**Given passage:**
========================================

Re: [PATCH 2/3] drm/scheduler: Fix UAF in drm_sched_fence_get_timeline_name

From: Christian König
Date: Fri Jul 14 2023 - 06:18:18 EST


Am 14.07.23 um 12:06 schrieb Asahi Lina:
On 14/07/2023 18.57, Christian König wrote:
Am 14.07.23 um 11:49 schrieb Asahi Lina:
On 14/07/2023 17.43, Christian König wrote:
Am 14.07.23 um 10:21 schrieb Asahi Lina:
A signaled scheduler fence can outlive its scheduler, since fences are
independencly reference counted. Therefore, we can't reference the
scheduler in the get_timeline_name() implementation.

Fixes oopses on `cat /sys/kernel/debug/dma_buf/bufinfo` when shared
dma-bufs reference fences from GPU schedulers that no longer exist.

Signed-off-by: Asahi Lina <lina@xxxxxxxxxxxxx>
---
    drivers/gpu/drm/scheduler/sched_entity.c | 7 ++++++-
    drivers/gpu/drm/scheduler/sched_fence.c  | 4 +++-
    include/drm/gpu_scheduler.h              | 5 +++++
    3 files changed, 14 insertions(+), 2 deletions(-)

diff --git a/drivers/gpu/drm/scheduler/sched_entity.c
b/drivers/gpu/drm/scheduler/sched_entity.c
index b2bbc8a68b30..17f35b0b005a 100644
--- a/drivers/gpu/drm/scheduler/sched_entity.c
+++ b/drivers/gpu/drm/scheduler/sched_entity.c
@@ -389,7 +389,12 @@ static bool
drm_sched_entity_add_dependency_cb(struct drm_sched_entity *entity)
               /*
             * Fence is from the same scheduler, only need to wait for
-         * it to be scheduled
+         * it to be scheduled.
+         *
+         * Note: s_fence->sched could have been freed and reallocated
+         * as another scheduler. This false positive case is okay,
as if
+         * the old scheduler was freed all of its jobs must have
+         * signaled their completion fences.

This is outright nonsense. As long as an entity for a scheduler exists
it is not allowed to free up this scheduler.

So this function can't be called like this.

As I already explained, the fences can outlive their scheduler. That
means *this* entity certainly exists for *this* scheduler, but the
*dependency* fence might have come from a past scheduler that was
already destroyed along with all of its entities, and its address reused.

========================================

**Record excerpts:**
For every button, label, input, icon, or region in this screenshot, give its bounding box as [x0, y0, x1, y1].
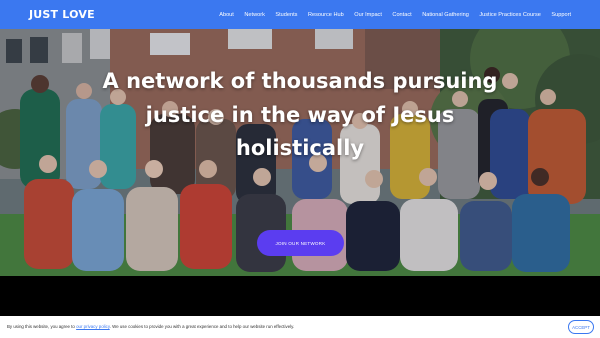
cookie-message: By using this website, you agree to our … — [7, 324, 294, 329]
nav-item-about[interactable]: About — [219, 12, 234, 18]
cookie-text-after: . We use cookies to provide you with a g… — [109, 324, 295, 329]
hero-headline-line: justice in the way of Jesus — [145, 102, 455, 127]
nav-item-students[interactable]: Students — [275, 12, 297, 18]
nav-item-network[interactable]: Network — [244, 12, 265, 18]
hero-headline-line: A network of thousands pursuing — [102, 69, 498, 93]
hero-section: A network of thousands pursuing justice … — [0, 29, 600, 276]
nav-item-national-gathering[interactable]: National Gathering — [422, 12, 469, 18]
hero-headline: A network of thousands pursuing justice … — [100, 65, 500, 166]
nav-item-justice-practices-course[interactable]: Justice Practices Course — [479, 12, 541, 18]
nav-item-contact[interactable]: Contact — [392, 12, 411, 18]
nav-item-support[interactable]: Support — [551, 12, 571, 18]
site-logo[interactable]: JUST LOVE — [29, 8, 95, 21]
nav-item-resource-hub[interactable]: Resource Hub — [308, 12, 344, 18]
cookie-banner: By using this website, you agree to our … — [0, 316, 600, 338]
accept-cookies-button[interactable]: ACCEPT — [568, 320, 594, 334]
cookie-text-before: By using this website, you agree to — [7, 324, 75, 329]
hero-headline-line: holistically — [235, 136, 365, 160]
main-nav: About Network Students Resource Hub Our … — [209, 0, 571, 29]
nav-item-our-impact[interactable]: Our Impact — [354, 12, 382, 18]
join-network-button[interactable]: JOIN OUR NETWORK — [257, 230, 344, 256]
dark-band — [0, 276, 600, 316]
site-header: JUST LOVE About Network Students Resourc… — [0, 0, 600, 29]
privacy-policy-link[interactable]: our privacy policy — [76, 324, 110, 329]
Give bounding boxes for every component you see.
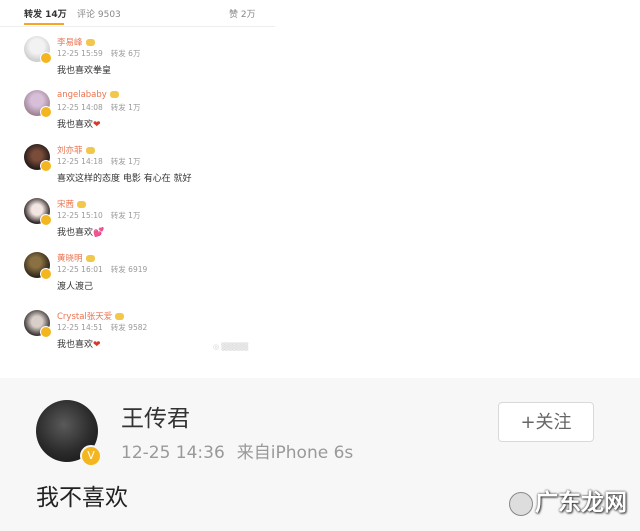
post-meta: 12-25 14:36 来自iPhone 6s (121, 443, 354, 463)
list-item: 刘亦菲 12-25 14:18 转发 1万 喜欢这样的态度 电影 有心在 就好 (0, 144, 275, 198)
comment-text: 喜欢这样的态度 电影 有心在 就好 (57, 174, 192, 184)
tab-comments[interactable]: 评论 9503 (77, 7, 121, 20)
heart-icon: 💕 (93, 228, 105, 238)
comment-text: 我也喜欢拳皇 (57, 66, 112, 76)
comment-meta: 12-25 14:08 转发 1万 (57, 103, 141, 112)
comment-panel: 转发 14万 评论 9503 赞 2万 李易峰 12-25 15:59 转发 6万… (0, 0, 275, 352)
watermark-logo-icon (509, 491, 533, 516)
comment-meta: 12-25 16:01 转发 6919 (57, 265, 148, 274)
comment-author[interactable]: angelababy (57, 90, 119, 100)
comment-author[interactable]: 刘亦菲 (57, 144, 95, 156)
vip-icon (77, 201, 87, 208)
comment-meta: 12-25 15:10 转发 1万 (57, 211, 141, 220)
verified-icon (40, 214, 52, 226)
comment-text: 我也喜欢💕 (57, 228, 105, 238)
active-tab-indicator (24, 23, 64, 25)
vip-icon (85, 255, 95, 262)
list-item: 黄晓明 12-25 16:01 转发 6919 渡人渡己 (0, 252, 275, 306)
comment-author[interactable]: 宋茜 (57, 198, 87, 210)
comment-author[interactable]: 黄晓明 (57, 252, 95, 264)
vip-icon (109, 91, 119, 98)
follow-button[interactable]: +关注 (498, 402, 594, 442)
vip-icon (115, 313, 125, 320)
list-item: 宋茜 12-25 15:10 转发 1万 我也喜欢💕 (0, 198, 275, 252)
list-item: Crystal张天爱 12-25 14:51 转发 9582 我也喜欢❤ (0, 310, 275, 364)
verified-icon (40, 106, 52, 118)
list-item: angelababy 12-25 14:08 转发 1万 我也喜欢❤ (0, 90, 275, 144)
tab-likes[interactable]: 赞 2万 (229, 7, 256, 20)
comment-meta: 12-25 14:18 转发 1万 (57, 157, 141, 166)
comment-meta: 12-25 14:51 转发 9582 (57, 323, 148, 332)
comment-meta: 12-25 15:59 转发 6万 (57, 49, 141, 58)
verified-icon (40, 52, 52, 64)
post-author[interactable]: 王传君 (121, 399, 190, 433)
comment-text: 我也喜欢❤ (57, 340, 101, 350)
comment-author[interactable]: 李易峰 (57, 36, 95, 48)
comment-text: 渡人渡己 (57, 282, 94, 292)
heart-icon: ❤ (93, 120, 101, 130)
verified-icon (40, 268, 52, 280)
tab-reposts[interactable]: 转发 14万 (24, 7, 67, 20)
vip-icon (85, 39, 95, 46)
post-text: 我不喜欢 (36, 485, 128, 511)
verified-icon (40, 160, 52, 172)
site-watermark: 广东龙网 (509, 483, 627, 517)
tab-bar: 转发 14万 评论 9503 赞 2万 (0, 0, 275, 27)
comment-author[interactable]: Crystal张天爱 (57, 310, 125, 322)
vip-icon (85, 147, 95, 154)
faded-watermark: ◎ ▒▒▒▒▒ (213, 343, 249, 351)
list-item: 李易峰 12-25 15:59 转发 6万 我也喜欢拳皇 (0, 36, 275, 90)
comment-text: 我也喜欢❤ (57, 120, 101, 130)
verified-icon: V (80, 445, 102, 467)
verified-icon (40, 326, 52, 338)
heart-icon: ❤ (93, 340, 101, 350)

========================================

**Exercises to complete:**
1 – Can you repeat the patch thread word for word, from "Re: [PATCH 2/3]" up to and including "the get_timeline_name() implementation."?
2 – Answer these questions from the patch thread:
(a) How many files does the patch change?
(b) Which command is named as causing oopses?
(c) Which function's use-after-free does the patch subject line say it fixes?
3 – Does each statement agree with the patch thread? For each, answer yes or no and quote the deciding words.
(a) The patch adds 14 lines and removes 2.
(b) A signaled scheduler fence is always freed before its scheduler.
(c) Christian König accepts the added comment about s_fence->sched as correct.

**The solutions:**
1 –
Re: [PATCH 2/3] drm/scheduler: Fix UAF in drm_sched_fence_get_timeline_name

From: Christian König
Date: Fri Jul 14 2023 - 06:18:18 EST


Am 14.07.23 um 12:06 schrieb Asahi Lina:
On 14/07/2023 18.57, Christian König wrote:
Am 14.07.23 um 11:49 schrieb Asahi Lina:
On 14/07/2023 17.43, Christian König wrote:
Am 14.07.23 um 10:21 schrieb Asahi Lina:
A signaled scheduler fence can outlive its scheduler, since fences are
independencly reference counted. Therefore, we can't reference the
scheduler in the get_timeline_name() implementation.

2 –
(a) Three files.
(b) `cat /sys/kernel/debug/dma_buf/bufinfo`
(c) drm_sched_fence_get_timeline_name

3 –
(a) Yes: "14 insertions(+), 2 deletions(-)"
(b) No: "A signaled scheduler fence can outlive its scheduler"
(c) No: "This is outright nonsense."